PROMPT
Read the records below. Copy each line where the string "ylabel" occurs.

[Records from a collection of figures]
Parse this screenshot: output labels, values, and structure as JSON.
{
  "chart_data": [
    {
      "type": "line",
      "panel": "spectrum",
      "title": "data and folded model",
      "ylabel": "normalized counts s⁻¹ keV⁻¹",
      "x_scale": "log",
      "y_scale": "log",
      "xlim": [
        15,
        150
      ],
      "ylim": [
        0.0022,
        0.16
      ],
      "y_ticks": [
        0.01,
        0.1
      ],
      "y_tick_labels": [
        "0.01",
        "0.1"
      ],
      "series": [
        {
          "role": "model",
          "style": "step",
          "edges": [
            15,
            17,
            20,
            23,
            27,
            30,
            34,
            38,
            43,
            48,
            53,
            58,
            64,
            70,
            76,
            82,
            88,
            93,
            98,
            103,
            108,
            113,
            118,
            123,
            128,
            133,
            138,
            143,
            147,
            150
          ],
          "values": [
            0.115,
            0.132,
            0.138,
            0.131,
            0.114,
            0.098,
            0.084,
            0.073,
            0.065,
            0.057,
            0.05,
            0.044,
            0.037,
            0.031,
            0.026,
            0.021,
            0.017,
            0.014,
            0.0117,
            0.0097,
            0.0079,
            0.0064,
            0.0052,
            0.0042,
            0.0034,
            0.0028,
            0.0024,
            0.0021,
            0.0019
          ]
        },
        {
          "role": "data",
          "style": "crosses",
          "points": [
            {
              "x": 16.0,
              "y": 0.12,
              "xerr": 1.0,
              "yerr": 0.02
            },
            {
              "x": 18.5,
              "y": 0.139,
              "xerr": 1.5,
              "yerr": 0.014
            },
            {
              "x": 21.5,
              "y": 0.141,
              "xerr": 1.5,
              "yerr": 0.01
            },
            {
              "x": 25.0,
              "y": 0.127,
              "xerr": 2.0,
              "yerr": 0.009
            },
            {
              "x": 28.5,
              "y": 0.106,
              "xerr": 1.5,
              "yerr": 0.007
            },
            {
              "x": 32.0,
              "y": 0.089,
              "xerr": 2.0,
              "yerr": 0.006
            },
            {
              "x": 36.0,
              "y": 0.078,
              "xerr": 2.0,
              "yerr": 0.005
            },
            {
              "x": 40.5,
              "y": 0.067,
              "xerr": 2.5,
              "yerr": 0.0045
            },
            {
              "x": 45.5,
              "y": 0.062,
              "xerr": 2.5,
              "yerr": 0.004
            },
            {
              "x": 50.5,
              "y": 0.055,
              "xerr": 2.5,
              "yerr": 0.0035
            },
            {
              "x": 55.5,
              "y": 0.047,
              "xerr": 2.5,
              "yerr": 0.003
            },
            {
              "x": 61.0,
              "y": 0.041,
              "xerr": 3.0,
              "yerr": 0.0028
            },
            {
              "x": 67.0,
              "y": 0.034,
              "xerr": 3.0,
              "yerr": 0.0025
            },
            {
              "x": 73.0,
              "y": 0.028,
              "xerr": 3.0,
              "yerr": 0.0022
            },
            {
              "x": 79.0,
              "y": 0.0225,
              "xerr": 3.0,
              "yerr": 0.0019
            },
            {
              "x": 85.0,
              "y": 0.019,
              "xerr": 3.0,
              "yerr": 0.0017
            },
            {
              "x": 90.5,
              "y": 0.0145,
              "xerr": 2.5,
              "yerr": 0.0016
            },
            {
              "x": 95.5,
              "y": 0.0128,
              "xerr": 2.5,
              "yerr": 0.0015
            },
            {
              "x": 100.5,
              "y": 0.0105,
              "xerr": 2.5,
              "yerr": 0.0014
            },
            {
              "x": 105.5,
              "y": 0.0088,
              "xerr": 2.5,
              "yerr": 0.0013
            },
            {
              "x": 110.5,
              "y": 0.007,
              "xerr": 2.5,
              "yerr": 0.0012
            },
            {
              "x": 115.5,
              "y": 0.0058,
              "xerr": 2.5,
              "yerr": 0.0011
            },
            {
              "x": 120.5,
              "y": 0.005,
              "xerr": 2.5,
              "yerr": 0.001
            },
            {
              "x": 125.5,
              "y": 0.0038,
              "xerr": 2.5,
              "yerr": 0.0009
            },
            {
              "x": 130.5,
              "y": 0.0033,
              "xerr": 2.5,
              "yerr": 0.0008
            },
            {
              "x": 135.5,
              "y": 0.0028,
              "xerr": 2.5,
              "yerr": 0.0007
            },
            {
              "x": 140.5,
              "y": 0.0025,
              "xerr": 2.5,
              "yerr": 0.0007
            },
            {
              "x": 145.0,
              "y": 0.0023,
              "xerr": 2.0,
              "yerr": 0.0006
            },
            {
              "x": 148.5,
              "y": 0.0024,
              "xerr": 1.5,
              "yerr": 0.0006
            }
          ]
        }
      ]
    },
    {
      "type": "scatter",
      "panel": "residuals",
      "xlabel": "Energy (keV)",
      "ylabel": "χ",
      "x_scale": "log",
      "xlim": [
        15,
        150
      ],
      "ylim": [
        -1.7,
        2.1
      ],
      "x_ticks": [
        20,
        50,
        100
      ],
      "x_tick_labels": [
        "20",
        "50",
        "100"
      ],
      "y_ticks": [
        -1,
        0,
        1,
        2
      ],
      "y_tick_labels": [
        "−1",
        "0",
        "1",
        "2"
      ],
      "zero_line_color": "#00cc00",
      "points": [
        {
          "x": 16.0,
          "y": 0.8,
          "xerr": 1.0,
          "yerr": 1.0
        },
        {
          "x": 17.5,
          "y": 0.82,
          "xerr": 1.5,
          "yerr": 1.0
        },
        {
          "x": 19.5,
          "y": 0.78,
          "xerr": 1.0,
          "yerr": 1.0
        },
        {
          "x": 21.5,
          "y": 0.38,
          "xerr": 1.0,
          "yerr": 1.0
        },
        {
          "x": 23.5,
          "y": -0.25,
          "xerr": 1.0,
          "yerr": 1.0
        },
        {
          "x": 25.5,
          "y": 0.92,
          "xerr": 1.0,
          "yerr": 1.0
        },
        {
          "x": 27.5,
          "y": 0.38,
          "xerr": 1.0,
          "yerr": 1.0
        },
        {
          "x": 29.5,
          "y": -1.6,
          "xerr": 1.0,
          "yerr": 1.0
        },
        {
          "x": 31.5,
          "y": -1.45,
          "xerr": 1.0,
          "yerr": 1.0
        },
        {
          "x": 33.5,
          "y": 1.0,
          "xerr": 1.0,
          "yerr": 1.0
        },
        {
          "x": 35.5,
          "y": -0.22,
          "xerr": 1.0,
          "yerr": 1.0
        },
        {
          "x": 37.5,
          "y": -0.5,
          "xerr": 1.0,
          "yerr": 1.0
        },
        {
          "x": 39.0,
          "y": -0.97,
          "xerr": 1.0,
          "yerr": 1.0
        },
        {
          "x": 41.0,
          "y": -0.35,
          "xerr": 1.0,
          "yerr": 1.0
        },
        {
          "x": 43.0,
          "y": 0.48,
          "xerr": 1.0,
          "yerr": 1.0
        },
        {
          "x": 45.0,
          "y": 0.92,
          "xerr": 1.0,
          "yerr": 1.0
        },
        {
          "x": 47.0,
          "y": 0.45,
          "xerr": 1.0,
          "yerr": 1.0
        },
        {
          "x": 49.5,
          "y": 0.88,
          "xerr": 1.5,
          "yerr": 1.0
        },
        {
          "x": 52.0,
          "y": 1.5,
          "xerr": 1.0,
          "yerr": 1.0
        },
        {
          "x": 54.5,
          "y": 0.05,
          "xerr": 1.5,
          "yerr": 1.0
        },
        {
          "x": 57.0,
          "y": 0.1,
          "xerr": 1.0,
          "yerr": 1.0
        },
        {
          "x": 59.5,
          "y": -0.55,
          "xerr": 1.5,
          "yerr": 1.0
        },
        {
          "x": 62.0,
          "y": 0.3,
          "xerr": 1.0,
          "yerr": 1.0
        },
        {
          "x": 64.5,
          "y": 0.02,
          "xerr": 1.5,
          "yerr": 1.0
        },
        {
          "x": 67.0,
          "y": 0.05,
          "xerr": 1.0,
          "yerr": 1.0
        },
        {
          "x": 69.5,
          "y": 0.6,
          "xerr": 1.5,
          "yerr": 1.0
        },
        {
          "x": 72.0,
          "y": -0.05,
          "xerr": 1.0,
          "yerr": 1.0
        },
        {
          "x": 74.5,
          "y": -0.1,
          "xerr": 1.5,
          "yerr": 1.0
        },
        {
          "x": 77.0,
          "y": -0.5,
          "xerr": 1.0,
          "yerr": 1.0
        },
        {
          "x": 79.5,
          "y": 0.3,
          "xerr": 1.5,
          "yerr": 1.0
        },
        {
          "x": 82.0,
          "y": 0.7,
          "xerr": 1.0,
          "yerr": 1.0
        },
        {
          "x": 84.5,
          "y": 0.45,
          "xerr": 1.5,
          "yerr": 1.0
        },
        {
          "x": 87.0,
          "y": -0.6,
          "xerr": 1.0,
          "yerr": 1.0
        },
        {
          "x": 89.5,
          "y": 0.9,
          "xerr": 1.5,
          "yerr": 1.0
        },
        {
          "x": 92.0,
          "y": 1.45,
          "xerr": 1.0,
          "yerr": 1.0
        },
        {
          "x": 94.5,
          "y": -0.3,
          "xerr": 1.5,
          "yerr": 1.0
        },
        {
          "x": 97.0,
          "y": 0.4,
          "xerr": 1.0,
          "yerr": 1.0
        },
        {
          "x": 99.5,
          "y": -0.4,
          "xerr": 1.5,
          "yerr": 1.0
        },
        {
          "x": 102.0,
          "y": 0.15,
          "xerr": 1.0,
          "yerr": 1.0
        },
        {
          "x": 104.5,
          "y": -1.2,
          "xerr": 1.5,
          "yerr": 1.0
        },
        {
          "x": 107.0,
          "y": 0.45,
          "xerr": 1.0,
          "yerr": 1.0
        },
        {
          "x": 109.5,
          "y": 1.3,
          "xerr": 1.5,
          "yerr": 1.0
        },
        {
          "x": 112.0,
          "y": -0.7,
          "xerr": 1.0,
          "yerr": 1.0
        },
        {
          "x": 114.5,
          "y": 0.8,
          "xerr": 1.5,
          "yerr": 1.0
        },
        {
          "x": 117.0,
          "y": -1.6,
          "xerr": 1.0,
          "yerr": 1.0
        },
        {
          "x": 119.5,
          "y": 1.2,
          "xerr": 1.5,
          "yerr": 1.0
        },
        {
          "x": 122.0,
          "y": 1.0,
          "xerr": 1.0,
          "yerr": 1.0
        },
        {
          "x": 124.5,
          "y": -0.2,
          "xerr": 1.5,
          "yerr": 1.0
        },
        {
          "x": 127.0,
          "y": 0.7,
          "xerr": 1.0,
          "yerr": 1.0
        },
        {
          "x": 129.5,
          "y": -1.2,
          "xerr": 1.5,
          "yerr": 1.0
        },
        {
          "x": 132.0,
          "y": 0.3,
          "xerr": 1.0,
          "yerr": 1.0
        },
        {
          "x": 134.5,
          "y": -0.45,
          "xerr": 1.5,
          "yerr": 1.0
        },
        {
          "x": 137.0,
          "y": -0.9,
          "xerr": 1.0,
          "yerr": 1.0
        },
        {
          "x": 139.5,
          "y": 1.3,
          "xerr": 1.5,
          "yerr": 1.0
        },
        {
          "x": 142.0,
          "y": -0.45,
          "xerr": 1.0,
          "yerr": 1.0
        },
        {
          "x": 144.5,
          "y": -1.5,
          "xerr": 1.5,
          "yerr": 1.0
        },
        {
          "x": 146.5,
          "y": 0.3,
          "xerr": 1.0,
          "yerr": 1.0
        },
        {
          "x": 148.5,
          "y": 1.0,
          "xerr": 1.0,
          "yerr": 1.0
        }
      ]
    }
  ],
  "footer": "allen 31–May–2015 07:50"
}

--

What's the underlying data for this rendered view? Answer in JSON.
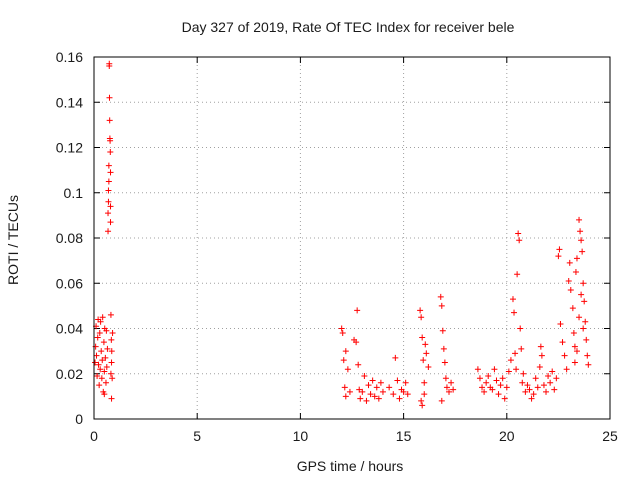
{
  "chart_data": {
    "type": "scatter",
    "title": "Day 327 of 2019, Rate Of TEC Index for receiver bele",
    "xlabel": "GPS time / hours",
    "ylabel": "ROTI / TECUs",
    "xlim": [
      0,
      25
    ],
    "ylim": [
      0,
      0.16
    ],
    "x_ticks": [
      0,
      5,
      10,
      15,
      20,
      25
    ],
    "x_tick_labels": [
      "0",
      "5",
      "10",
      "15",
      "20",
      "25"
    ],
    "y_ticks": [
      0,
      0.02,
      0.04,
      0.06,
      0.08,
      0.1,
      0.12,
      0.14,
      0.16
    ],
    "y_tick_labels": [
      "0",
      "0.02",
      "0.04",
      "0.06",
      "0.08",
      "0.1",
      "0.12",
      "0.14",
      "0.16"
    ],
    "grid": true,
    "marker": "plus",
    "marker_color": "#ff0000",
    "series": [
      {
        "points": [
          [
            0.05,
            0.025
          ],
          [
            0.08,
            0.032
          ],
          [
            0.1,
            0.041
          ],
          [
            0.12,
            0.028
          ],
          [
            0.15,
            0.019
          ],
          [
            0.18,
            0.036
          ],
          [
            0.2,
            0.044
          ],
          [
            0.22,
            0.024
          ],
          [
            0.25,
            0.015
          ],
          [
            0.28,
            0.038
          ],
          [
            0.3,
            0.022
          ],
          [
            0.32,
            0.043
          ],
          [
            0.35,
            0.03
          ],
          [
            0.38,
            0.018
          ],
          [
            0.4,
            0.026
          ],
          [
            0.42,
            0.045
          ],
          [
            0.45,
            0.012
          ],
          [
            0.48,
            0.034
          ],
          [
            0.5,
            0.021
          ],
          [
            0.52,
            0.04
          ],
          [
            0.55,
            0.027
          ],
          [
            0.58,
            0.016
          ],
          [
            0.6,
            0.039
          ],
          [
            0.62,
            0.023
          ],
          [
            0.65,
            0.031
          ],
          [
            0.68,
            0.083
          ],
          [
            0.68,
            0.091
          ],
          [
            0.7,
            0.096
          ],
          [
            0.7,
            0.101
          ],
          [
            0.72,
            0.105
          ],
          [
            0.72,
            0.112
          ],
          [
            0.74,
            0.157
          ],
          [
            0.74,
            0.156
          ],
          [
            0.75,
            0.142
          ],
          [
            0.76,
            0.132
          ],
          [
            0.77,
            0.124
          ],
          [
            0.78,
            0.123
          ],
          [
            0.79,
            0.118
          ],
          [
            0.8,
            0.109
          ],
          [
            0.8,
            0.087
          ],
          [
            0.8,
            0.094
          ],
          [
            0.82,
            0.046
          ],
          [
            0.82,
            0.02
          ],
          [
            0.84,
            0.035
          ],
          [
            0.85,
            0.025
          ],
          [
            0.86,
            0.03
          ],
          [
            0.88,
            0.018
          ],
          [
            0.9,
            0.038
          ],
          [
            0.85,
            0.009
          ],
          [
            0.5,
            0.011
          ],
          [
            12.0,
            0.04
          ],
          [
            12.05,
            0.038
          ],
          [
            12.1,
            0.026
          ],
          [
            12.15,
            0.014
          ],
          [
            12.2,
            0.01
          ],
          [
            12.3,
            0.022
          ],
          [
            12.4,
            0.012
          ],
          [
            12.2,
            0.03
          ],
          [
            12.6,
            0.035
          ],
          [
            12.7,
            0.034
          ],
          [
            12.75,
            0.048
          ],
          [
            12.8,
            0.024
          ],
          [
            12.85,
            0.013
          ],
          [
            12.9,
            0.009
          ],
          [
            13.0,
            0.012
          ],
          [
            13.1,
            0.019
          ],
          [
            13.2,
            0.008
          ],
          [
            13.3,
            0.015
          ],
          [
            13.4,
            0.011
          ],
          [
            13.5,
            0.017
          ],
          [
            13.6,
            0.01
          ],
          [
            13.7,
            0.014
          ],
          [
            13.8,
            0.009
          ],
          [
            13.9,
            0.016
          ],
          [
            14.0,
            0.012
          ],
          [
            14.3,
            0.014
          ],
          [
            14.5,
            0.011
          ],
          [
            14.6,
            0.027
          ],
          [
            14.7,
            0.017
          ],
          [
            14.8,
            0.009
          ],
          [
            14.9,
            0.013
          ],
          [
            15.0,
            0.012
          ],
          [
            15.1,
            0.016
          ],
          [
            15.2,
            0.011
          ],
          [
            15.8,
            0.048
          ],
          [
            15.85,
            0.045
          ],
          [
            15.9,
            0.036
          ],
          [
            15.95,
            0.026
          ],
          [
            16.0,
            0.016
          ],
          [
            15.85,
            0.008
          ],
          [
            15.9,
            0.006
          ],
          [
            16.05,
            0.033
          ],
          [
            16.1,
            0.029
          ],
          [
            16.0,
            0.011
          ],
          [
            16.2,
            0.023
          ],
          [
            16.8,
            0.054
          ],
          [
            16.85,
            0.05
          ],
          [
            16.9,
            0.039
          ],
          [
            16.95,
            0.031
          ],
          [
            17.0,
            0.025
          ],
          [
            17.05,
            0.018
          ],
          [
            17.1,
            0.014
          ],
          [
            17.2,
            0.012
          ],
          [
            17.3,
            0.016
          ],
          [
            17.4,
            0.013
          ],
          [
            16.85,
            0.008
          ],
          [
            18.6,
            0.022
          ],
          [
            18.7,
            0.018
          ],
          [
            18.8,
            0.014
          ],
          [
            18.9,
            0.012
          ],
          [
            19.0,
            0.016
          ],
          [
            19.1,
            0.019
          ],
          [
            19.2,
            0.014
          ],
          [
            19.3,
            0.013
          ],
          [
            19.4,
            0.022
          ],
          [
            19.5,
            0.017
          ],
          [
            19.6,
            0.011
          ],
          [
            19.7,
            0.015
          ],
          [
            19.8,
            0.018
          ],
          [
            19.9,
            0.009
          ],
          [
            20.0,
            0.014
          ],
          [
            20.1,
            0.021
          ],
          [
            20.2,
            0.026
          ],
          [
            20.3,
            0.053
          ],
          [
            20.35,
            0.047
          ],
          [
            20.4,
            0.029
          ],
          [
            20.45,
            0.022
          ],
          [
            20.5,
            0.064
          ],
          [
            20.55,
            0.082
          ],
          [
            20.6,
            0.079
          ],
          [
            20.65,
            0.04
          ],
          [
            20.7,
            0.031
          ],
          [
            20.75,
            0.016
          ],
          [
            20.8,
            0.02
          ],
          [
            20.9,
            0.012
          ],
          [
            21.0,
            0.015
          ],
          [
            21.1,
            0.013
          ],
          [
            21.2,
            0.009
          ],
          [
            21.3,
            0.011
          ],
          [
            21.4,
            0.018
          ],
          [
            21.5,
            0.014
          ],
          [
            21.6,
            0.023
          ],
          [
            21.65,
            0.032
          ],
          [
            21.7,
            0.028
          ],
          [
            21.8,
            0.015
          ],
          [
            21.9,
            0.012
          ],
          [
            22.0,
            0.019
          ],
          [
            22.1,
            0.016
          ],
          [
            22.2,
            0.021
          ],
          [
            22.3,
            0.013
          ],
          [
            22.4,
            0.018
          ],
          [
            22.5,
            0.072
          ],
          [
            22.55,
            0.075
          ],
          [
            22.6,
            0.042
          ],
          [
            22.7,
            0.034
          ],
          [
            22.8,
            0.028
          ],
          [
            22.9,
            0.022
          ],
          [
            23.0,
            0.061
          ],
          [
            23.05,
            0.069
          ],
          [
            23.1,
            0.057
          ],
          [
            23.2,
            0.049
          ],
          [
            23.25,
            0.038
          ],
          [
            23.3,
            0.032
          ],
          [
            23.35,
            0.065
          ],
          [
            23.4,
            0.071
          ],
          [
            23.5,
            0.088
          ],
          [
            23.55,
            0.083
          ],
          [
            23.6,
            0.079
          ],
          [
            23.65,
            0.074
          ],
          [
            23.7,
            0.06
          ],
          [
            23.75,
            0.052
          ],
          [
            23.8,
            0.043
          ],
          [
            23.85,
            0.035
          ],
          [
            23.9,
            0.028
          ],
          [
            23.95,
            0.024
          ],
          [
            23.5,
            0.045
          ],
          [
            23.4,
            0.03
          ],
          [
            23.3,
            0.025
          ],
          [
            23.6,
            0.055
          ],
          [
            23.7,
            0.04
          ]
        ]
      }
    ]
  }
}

ANSWER TO THIS EXERCISE
      "ylabel": "normalized counts s⁻¹ keV⁻¹",
      "ylabel": "χ",
    "ylabel": "ROTI / TECUs",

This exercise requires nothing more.